» Task description: Reproduce the material below verbatim, line for line, omitting the pictures.

» Data shown:
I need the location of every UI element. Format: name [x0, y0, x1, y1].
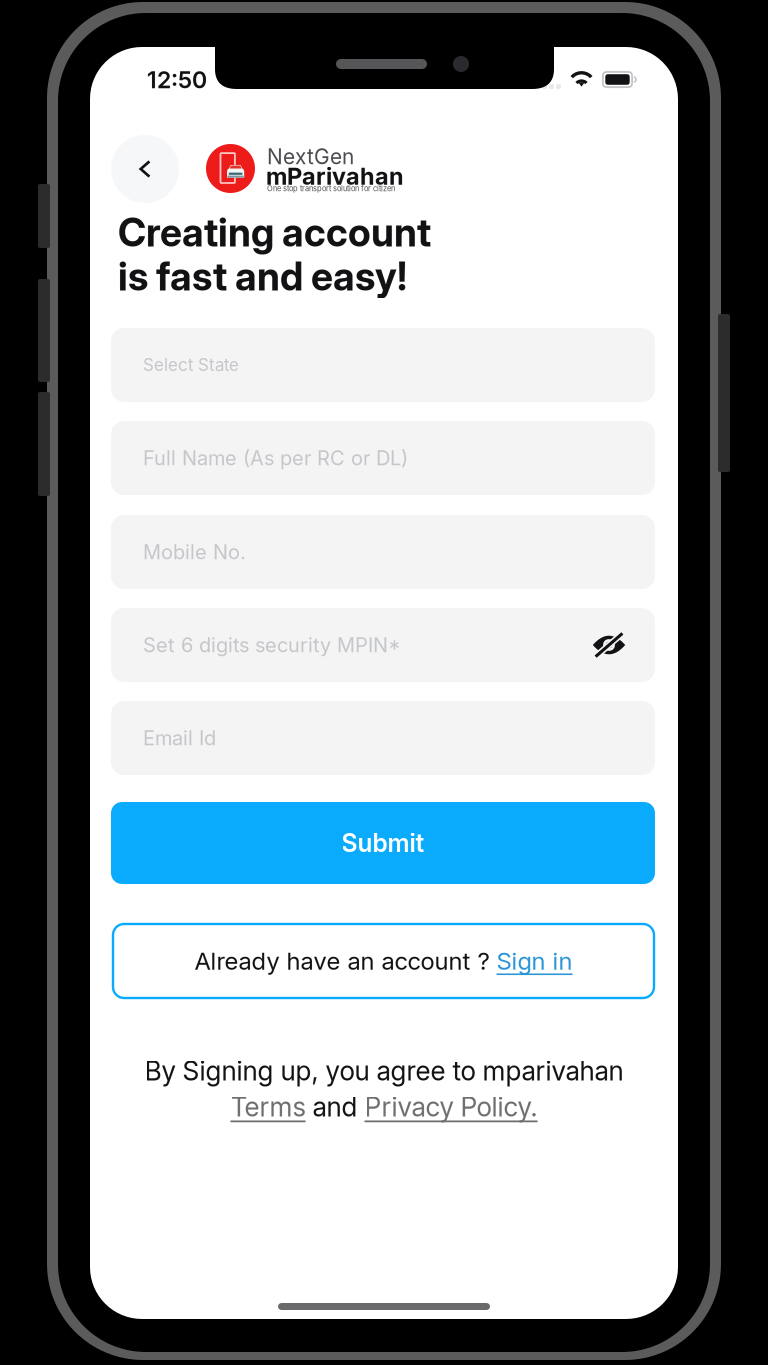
button[interactable]: Submit	[111, 802, 655, 884]
staticText: Privacy Policy.	[364, 1091, 538, 1123]
staticText: Email Id	[143, 726, 216, 750]
staticText: is fast and easy!	[118, 253, 407, 300]
staticText: mParivahan	[266, 162, 404, 191]
staticText: Mobile No.	[143, 540, 246, 564]
staticText: Terms	[230, 1091, 306, 1123]
staticText: Set 6 digits security MPIN*	[143, 633, 401, 657]
button[interactable]: Set 6 digits security MPIN*	[111, 608, 655, 682]
button[interactable]: Full Name (As per RC or DL)	[111, 421, 655, 495]
button[interactable]: Email Id	[111, 701, 655, 775]
button[interactable]: Mobile No.	[111, 515, 655, 589]
staticText: By Signing up, you agree to mparivahan	[144, 1055, 624, 1087]
staticText: 12:50	[147, 66, 207, 94]
button[interactable]: Back	[111, 135, 179, 203]
staticText: One stop transport solution for citizen	[267, 184, 395, 193]
staticText: Sign in	[496, 946, 572, 976]
staticText: NextGen	[267, 144, 354, 169]
button[interactable]: Select State	[111, 328, 655, 402]
button[interactable]: Privacy Policy.	[364, 1091, 538, 1123]
staticText: Creating account	[118, 209, 431, 256]
staticText: Select State	[143, 355, 239, 375]
staticText: Full Name (As per RC or DL)	[143, 446, 408, 470]
button[interactable]: Terms	[230, 1091, 306, 1123]
staticText: Submit	[342, 828, 424, 858]
button[interactable]: Already have an account ?	[113, 924, 654, 998]
staticText: and	[306, 1091, 364, 1123]
staticText: Already have an account ?	[194, 946, 496, 976]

» Task output:
I need the location of every UI element. Format: name [x0, y0, x1, y1].
button[interactable]: Submit	[111, 802, 655, 884]
staticText: Privacy Policy.	[364, 1091, 538, 1123]
staticText: Email Id	[143, 726, 216, 750]
staticText: is fast and easy!	[118, 253, 407, 300]
staticText: mParivahan	[266, 162, 404, 191]
staticText: Mobile No.	[143, 540, 246, 564]
staticText: Terms	[230, 1091, 306, 1123]
staticText: Set 6 digits security MPIN*	[143, 633, 401, 657]
button[interactable]: Set 6 digits security MPIN*	[111, 608, 655, 682]
button[interactable]: Full Name (As per RC or DL)	[111, 421, 655, 495]
button[interactable]: Email Id	[111, 701, 655, 775]
button[interactable]: Mobile No.	[111, 515, 655, 589]
staticText: By Signing up, you agree to mparivahan	[144, 1055, 624, 1087]
staticText: 12:50	[147, 66, 207, 94]
button[interactable]: Back	[111, 135, 179, 203]
staticText: One stop transport solution for citizen	[267, 184, 395, 193]
staticText: Sign in	[496, 946, 572, 976]
staticText: NextGen	[267, 144, 354, 169]
button[interactable]: Select State	[111, 328, 655, 402]
button[interactable]: Privacy Policy.	[364, 1091, 538, 1123]
staticText: Creating account	[118, 209, 431, 256]
staticText: Select State	[143, 355, 239, 375]
staticText: Full Name (As per RC or DL)	[143, 446, 408, 470]
button[interactable]: Terms	[230, 1091, 306, 1123]
staticText: Submit	[342, 828, 424, 858]
button[interactable]: Already have an account ?	[113, 924, 654, 998]
staticText: and	[306, 1091, 364, 1123]
staticText: Already have an account ?	[194, 946, 496, 976]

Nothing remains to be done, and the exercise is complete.